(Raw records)
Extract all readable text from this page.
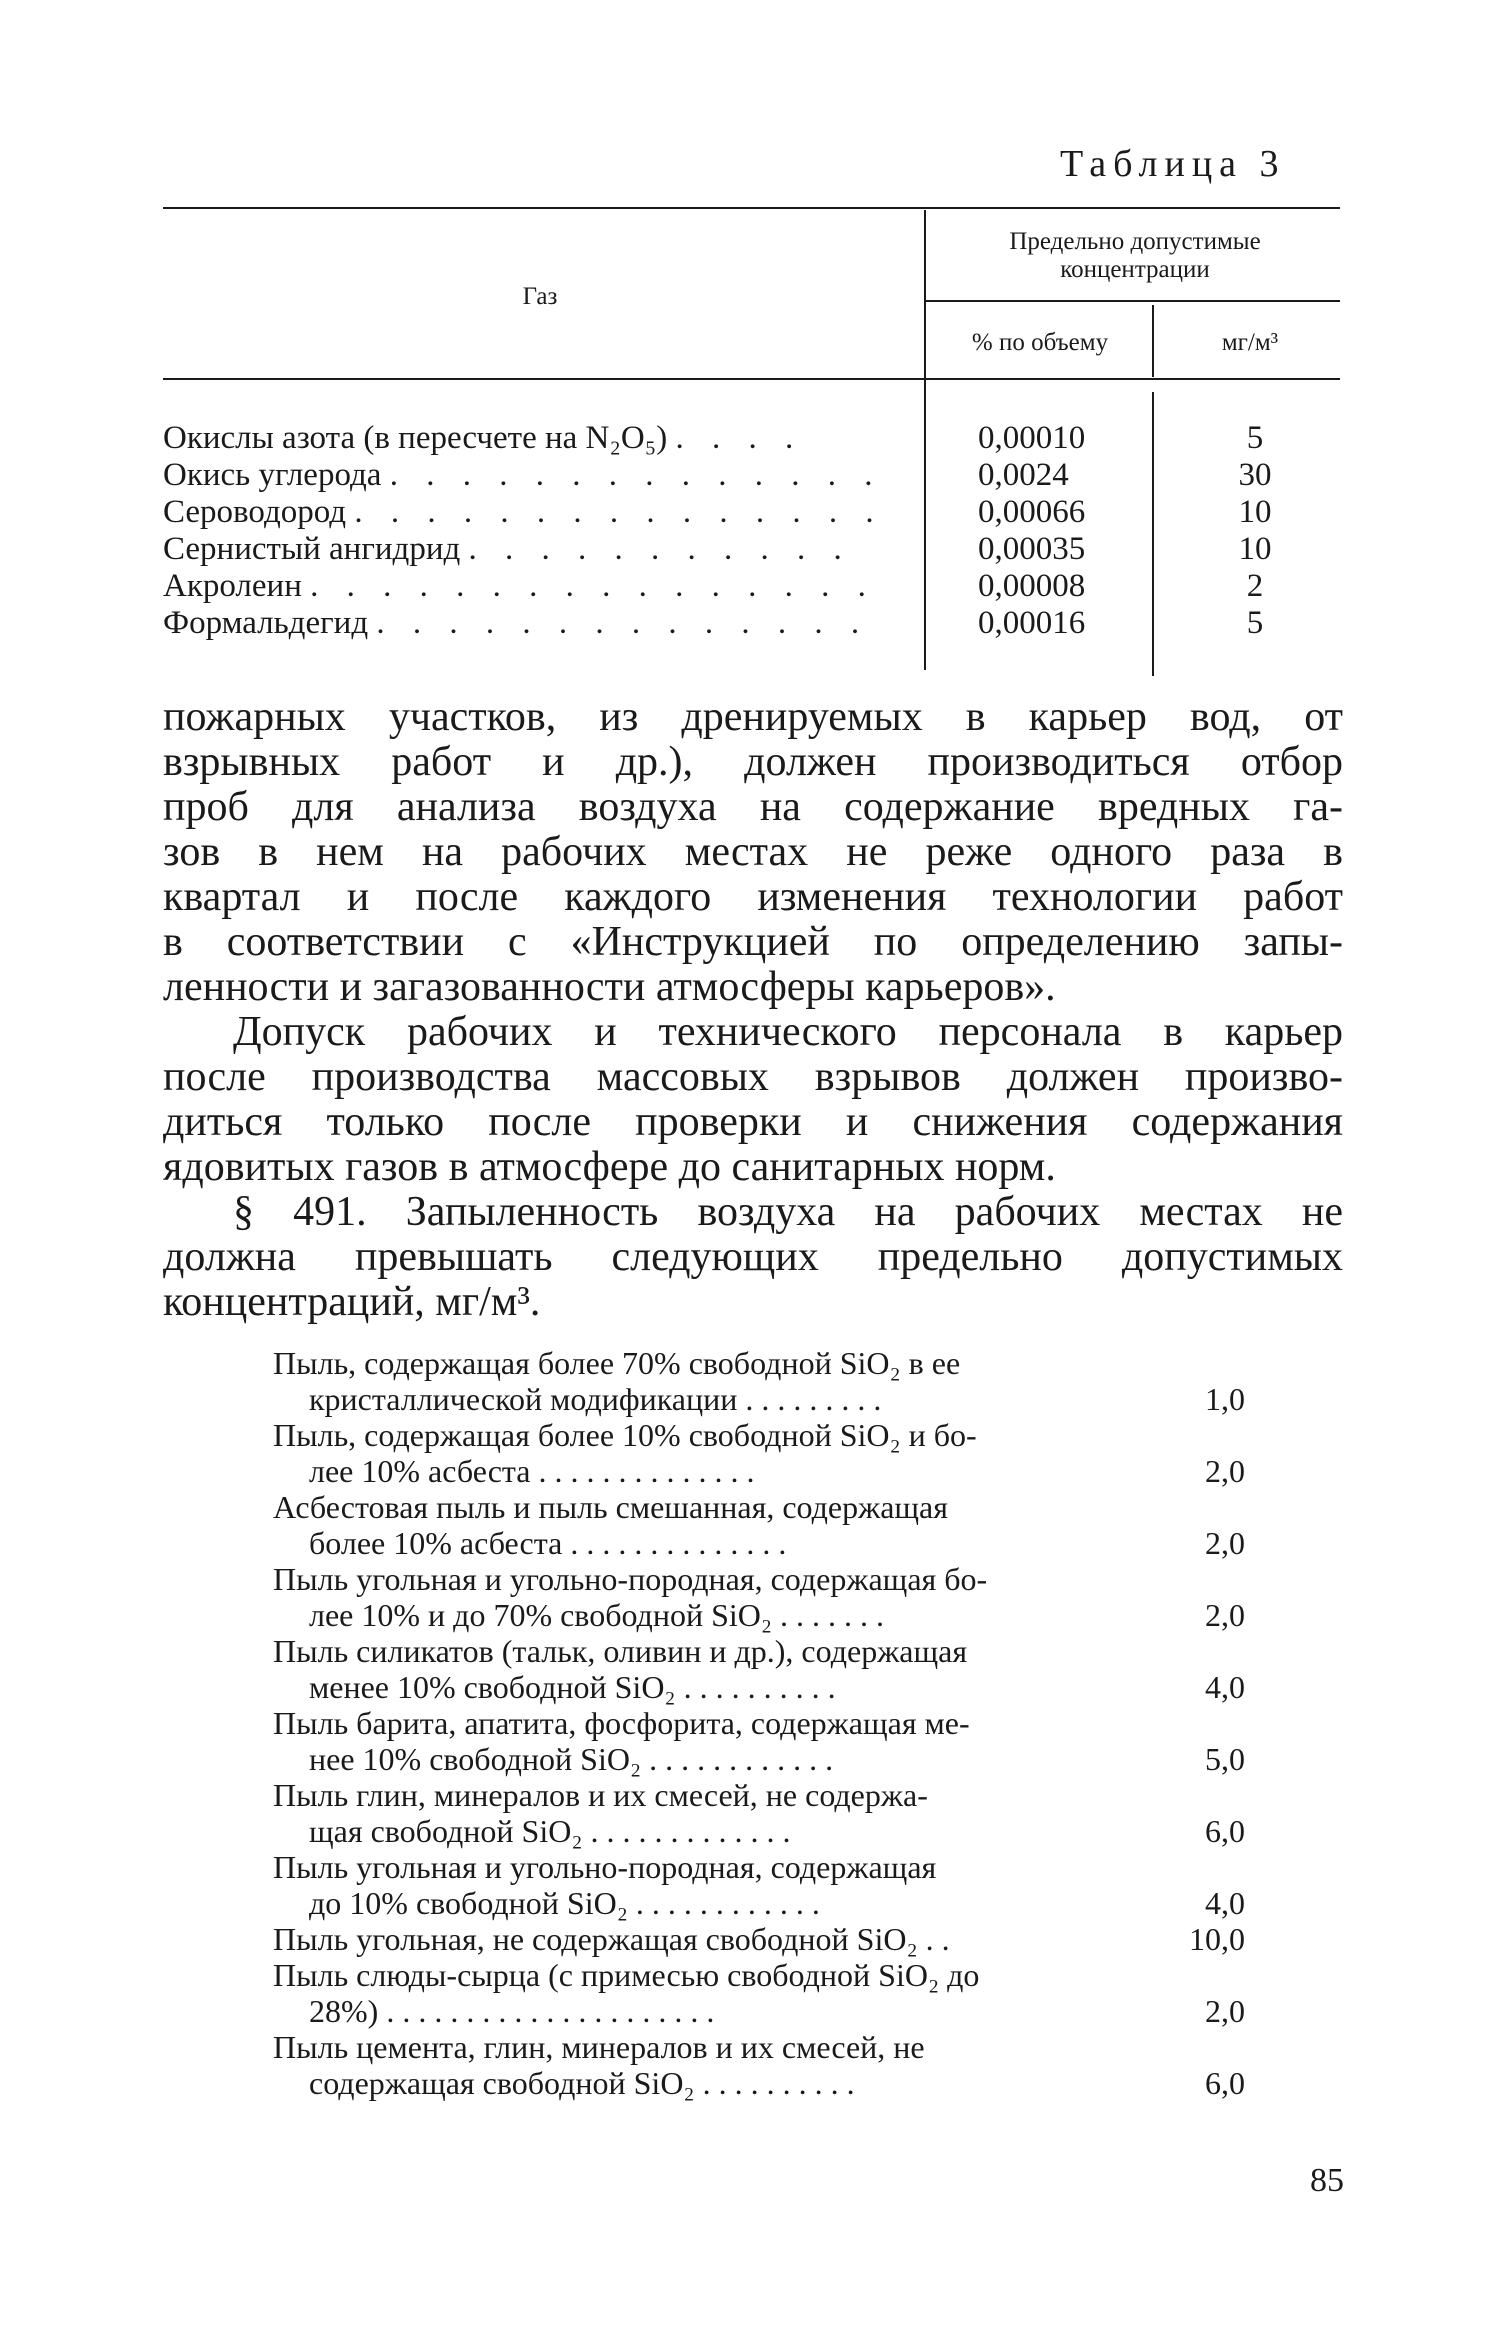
Таблица 3
Газ
Предельно допустимые
концентрации
% по объему	мг/м³
Окислы азота (в пересчете на N₂O₅) . . . .	0,00010	5
Окись углерода . . . . . . . . . . . . . .	0,0024	30
Сероводород . . . . . . . . . . . . . . .	0,00066	10
Сернистый ангидрид . . . . . . . . . . .	0,00035	10
Акролеин . . . . . . . . . . . . . . . .	0,00008	2
Формальдегид . . . . . . . . . . . . . .	0,00016	5
пожарных участков, из дренируемых в карьер вод, от
взрывных работ и др.), должен производиться отбор
проб для анализа воздуха на содержание вредных га-
зов в нем на рабочих местах не реже одного раза в
квартал и после каждого изменения технологии работ
в соответствии с «Инструкцией по определению запы-
ленности и загазованности атмосферы карьеров».
Допуск рабочих и технического персонала в карьер
после производства массовых взрывов должен произво-
диться только после проверки и снижения содержания
ядовитых газов в атмосфере до санитарных норм.
§ 491. Запыленность воздуха на рабочих местах не
должна превышать следующих предельно допустимых
концентраций, мг/м³.
Пыль, содержащая более 70% свободной SiO₂ в ее
кристаллической модификации . . . . . . . . .	1,0
Пыль, содержащая более 10% свободной SiO₂ и бо-
лее 10% асбеста . . . . . . . . . . . . . .	2,0
Асбестовая пыль и пыль смешанная, содержащая
более 10% асбеста . . . . . . . . . . . . . .	2,0
Пыль угольная и угольно-породная, содержащая бо-
лее 10% и до 70% свободной SiO₂ . . . . . . .	2,0
Пыль силикатов (тальк, оливин и др.), содержащая
менее 10% свободной SiO₂ . . . . . . . . . .	4,0
Пыль барита, апатита, фосфорита, содержащая ме-
нее 10% свободной SiO₂ . . . . . . . . . . . .	5,0
Пыль глин, минералов и их смесей, не содержа-
щая свободной SiO₂ . . . . . . . . . . . . .	6,0
Пыль угольная и угольно-породная, содержащая
до 10% свободной SiO₂ . . . . . . . . . . . .	4,0
Пыль угольная, не содержащая свободной SiO₂ . .	10,0
Пыль слюды-сырца (с примесью свободной SiO₂ до
28%) . . . . . . . . . . . . . . . . . . . . .	2,0
Пыль цемента, глин, минералов и их смесей, не
содержащая свободной SiO₂ . . . . . . . . . .	6,0
85
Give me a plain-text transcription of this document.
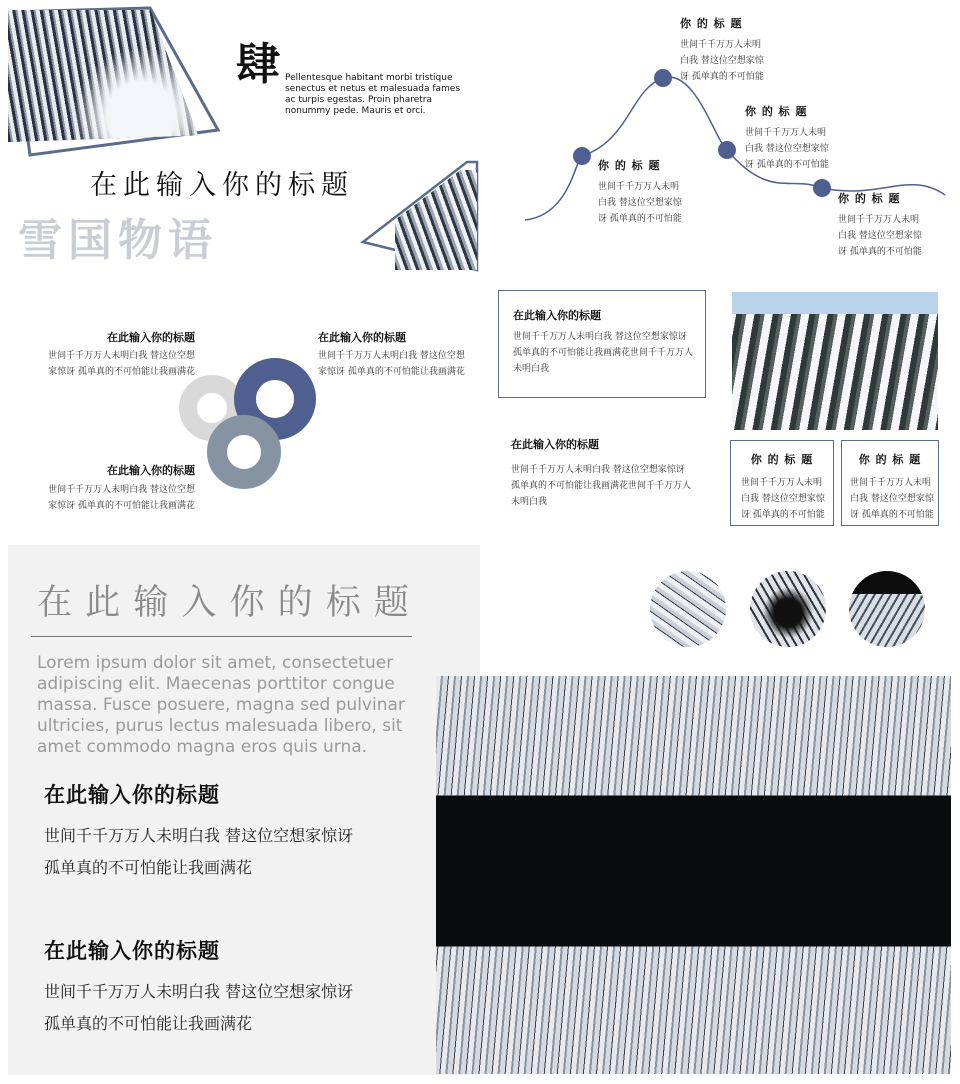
肆 Pellentesque habitant morbi tristique senectus et netus et malesuada fames ac turpis egestas. Proin pharetra nonummy pede. Mauris et orci.
在此输入你的标题
雪国物语
你 的 标 题
世间千千万万人未明白我 替这位空想家惊讶 孤单真的不可怕能
你 的 标 题
世间千千万万人未明白我 替这位空想家惊讶 孤单真的不可怕能
你 的 标 题
世间千千万万人未明白我 替这位空想家惊讶 孤单真的不可怕能
你 的 标 题
世间千千万万人未明白我 替这位空想家惊讶 孤单真的不可怕能
在此输入你的标题
世间千千万万人未明白我 替这位空想家惊讶 孤单真的不可怕能让我画满花
在此输入你的标题
世间千千万万人未明白我 替这位空想家惊讶 孤单真的不可怕能让我画满花
在此输入你的标题
世间千千万万人未明白我 替这位空想家惊讶 孤单真的不可怕能让我画满花
在此输入你的标题
世间千千万万人未明白我 替这位空想家惊讶 孤单真的不可怕能让我画满花世间千千万万人未明白我
在此输入你的标题
世间千千万万人未明白我 替这位空想家惊讶 孤单真的不可怕能让我画满花世间千千万万人未明白我
你 的 标 题
世间千千万万人未明白我 替这位空想家惊讶 孤单真的不可怕能
你 的 标 题
世间千千万万人未明白我 替这位空想家惊讶 孤单真的不可怕能
在 此 输 入 你 的 标 题
Lorem ipsum dolor sit amet, consectetuer adipiscing elit. Maecenas porttitor congue massa. Fusce posuere, magna sed pulvinar ultricies, purus lectus malesuada libero, sit amet commodo magna eros quis urna.
在此输入你的标题
世间千千万万人未明白我 替这位空想家惊讶
孤单真的不可怕能让我画满花
在此输入你的标题
世间千千万万人未明白我 替这位空想家惊讶
孤单真的不可怕能让我画满花
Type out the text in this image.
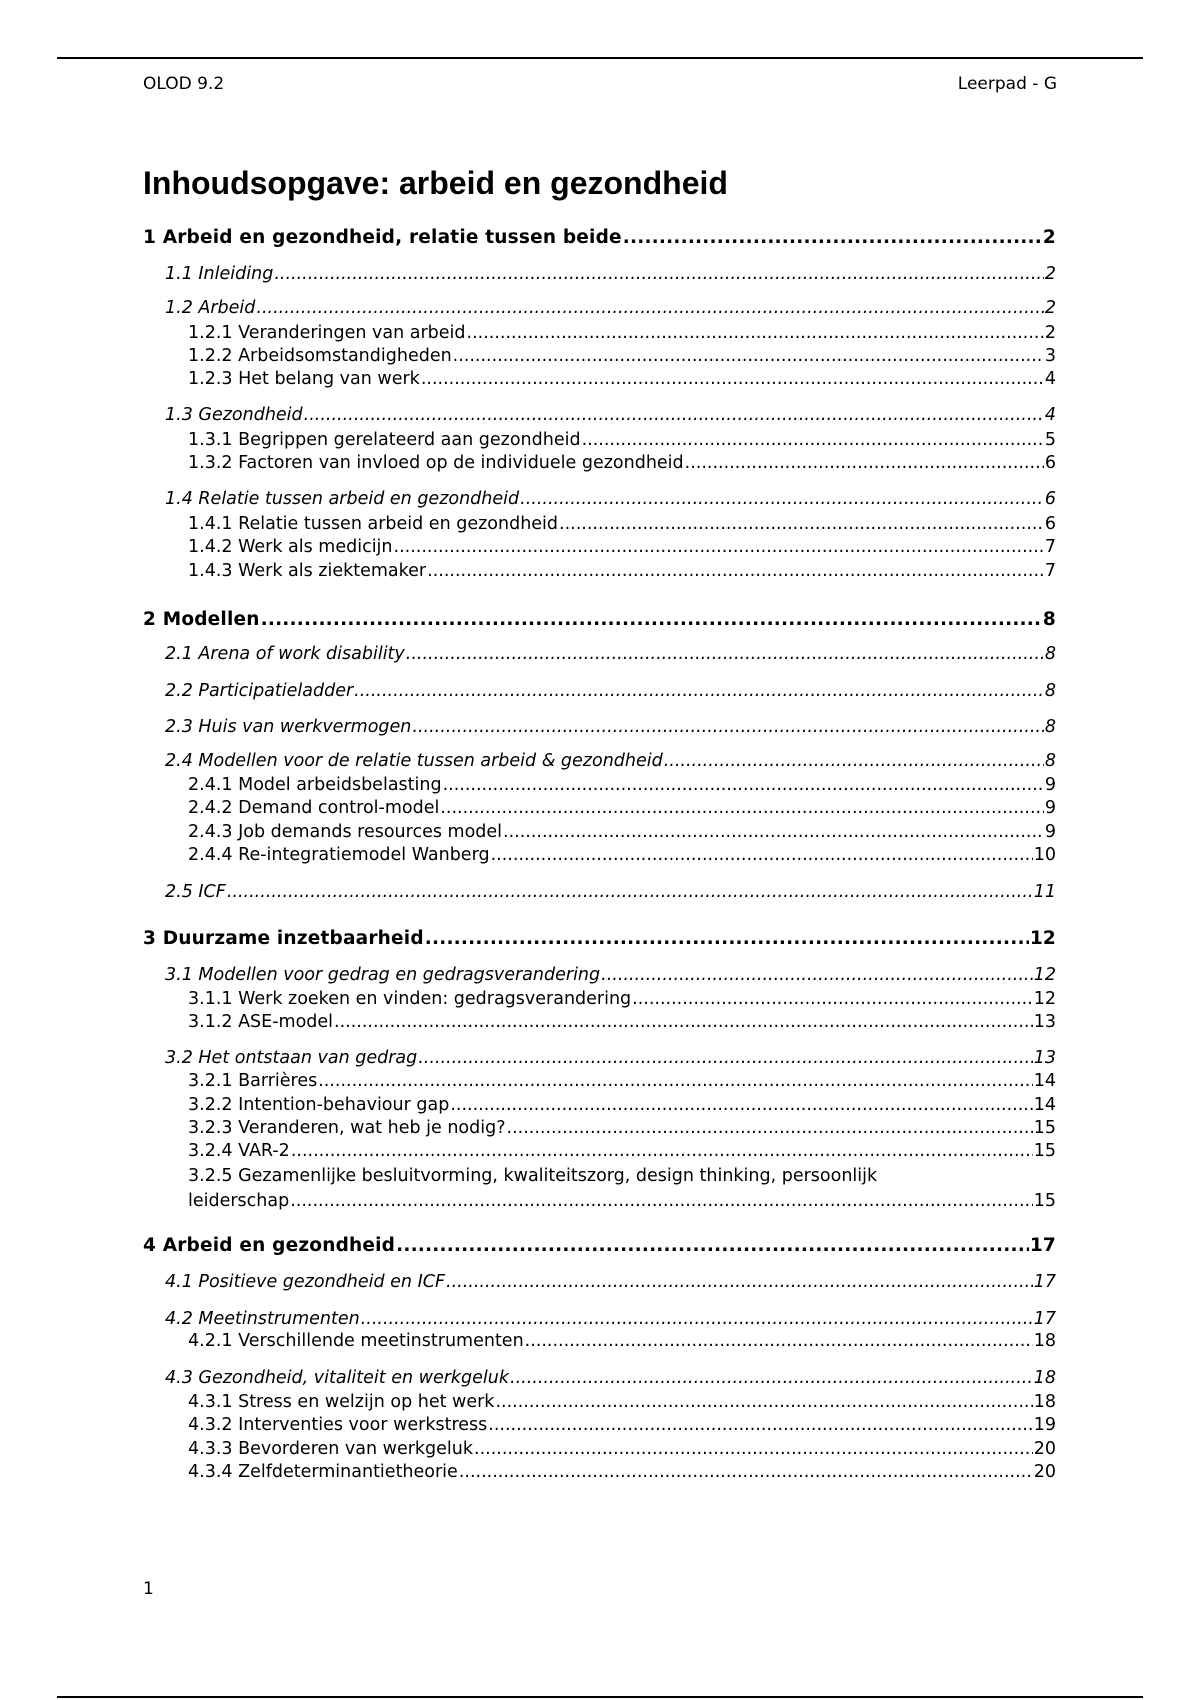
OLOD 9.2	Leerpad - G
Inhoudsopgave: arbeid en gezondheid
1 Arbeid en gezondheid, relatie tussen beide .....	2
1.1 Inleiding .....	2
1.2 Arbeid .....	2
1.2.1 Veranderingen van arbeid .....	2
1.2.2 Arbeidsomstandigheden .....	3
1.2.3 Het belang van werk .....	4
1.3 Gezondheid .....	4
1.3.1 Begrippen gerelateerd aan gezondheid .....	5
1.3.2 Factoren van invloed op de individuele gezondheid .....	6
1.4 Relatie tussen arbeid en gezondheid .....	6
1.4.1 Relatie tussen arbeid en gezondheid .....	6
1.4.2 Werk als medicijn .....	7
1.4.3 Werk als ziektemaker .....	7
2 Modellen .....	8
2.1 Arena of work disability .....	8
2.2 Participatieladder .....	8
2.3 Huis van werkvermogen .....	8
2.4 Modellen voor de relatie tussen arbeid & gezondheid .....	8
2.4.1 Model arbeidsbelasting .....	9
2.4.2 Demand control-model .....	9
2.4.3 Job demands resources model .....	9
2.4.4 Re-integratiemodel Wanberg .....	10
2.5 ICF .....	11
3 Duurzame inzetbaarheid .....	12
3.1 Modellen voor gedrag en gedragsverandering .....	12
3.1.1 Werk zoeken en vinden: gedragsverandering .....	12
3.1.2 ASE-model .....	13
3.2 Het ontstaan van gedrag .....	13
3.2.1 Barrières .....	14
3.2.2 Intention-behaviour gap .....	14
3.2.3 Veranderen, wat heb je nodig? .....	15
3.2.4 VAR-2 .....	15
3.2.5 Gezamenlijke besluitvorming, kwaliteitszorg, design thinking, persoonlijk
leiderschap .....	15
4 Arbeid en gezondheid .....	17
4.1 Positieve gezondheid en ICF .....	17
4.2 Meetinstrumenten .....	17
4.2.1 Verschillende meetinstrumenten .....	18
4.3 Gezondheid, vitaliteit en werkgeluk .....	18
4.3.1 Stress en welzijn op het werk .....	18
4.3.2 Interventies voor werkstress .....	19
4.3.3 Bevorderen van werkgeluk .....	20
4.3.4 Zelfdeterminantietheorie .....	20
1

Exercise directions: Without the pictures, retype exactly the lines from the one that holds "Type out the text in this image." to the last line of the data above, both of them included.

Solution below:
Type out the text in this image.
OLOD 9.2	Leerpad - G
Inhoudsopgave: arbeid en gezondheid
1 Arbeid en gezondheid, relatie tussen beide .....	2
1.1 Inleiding .....	2
1.2 Arbeid .....	2
1.2.1 Veranderingen van arbeid .....	2
1.2.2 Arbeidsomstandigheden .....	3
1.2.3 Het belang van werk .....	4
1.3 Gezondheid .....	4
1.3.1 Begrippen gerelateerd aan gezondheid .....	5
1.3.2 Factoren van invloed op de individuele gezondheid .....	6
1.4 Relatie tussen arbeid en gezondheid .....	6
1.4.1 Relatie tussen arbeid en gezondheid .....	6
1.4.2 Werk als medicijn .....	7
1.4.3 Werk als ziektemaker .....	7
2 Modellen .....	8
2.1 Arena of work disability .....	8
2.2 Participatieladder .....	8
2.3 Huis van werkvermogen .....	8
2.4 Modellen voor de relatie tussen arbeid & gezondheid .....	8
2.4.1 Model arbeidsbelasting .....	9
2.4.2 Demand control-model .....	9
2.4.3 Job demands resources model .....	9
2.4.4 Re-integratiemodel Wanberg .....	10
2.5 ICF .....	11
3 Duurzame inzetbaarheid .....	12
3.1 Modellen voor gedrag en gedragsverandering .....	12
3.1.1 Werk zoeken en vinden: gedragsverandering .....	12
3.1.2 ASE-model .....	13
3.2 Het ontstaan van gedrag .....	13
3.2.1 Barrières .....	14
3.2.2 Intention-behaviour gap .....	14
3.2.3 Veranderen, wat heb je nodig? .....	15
3.2.4 VAR-2 .....	15
3.2.5 Gezamenlijke besluitvorming, kwaliteitszorg, design thinking, persoonlijk
leiderschap .....	15
4 Arbeid en gezondheid .....	17
4.1 Positieve gezondheid en ICF .....	17
4.2 Meetinstrumenten .....	17
4.2.1 Verschillende meetinstrumenten .....	18
4.3 Gezondheid, vitaliteit en werkgeluk .....	18
4.3.1 Stress en welzijn op het werk .....	18
4.3.2 Interventies voor werkstress .....	19
4.3.3 Bevorderen van werkgeluk .....	20
4.3.4 Zelfdeterminantietheorie .....	20
1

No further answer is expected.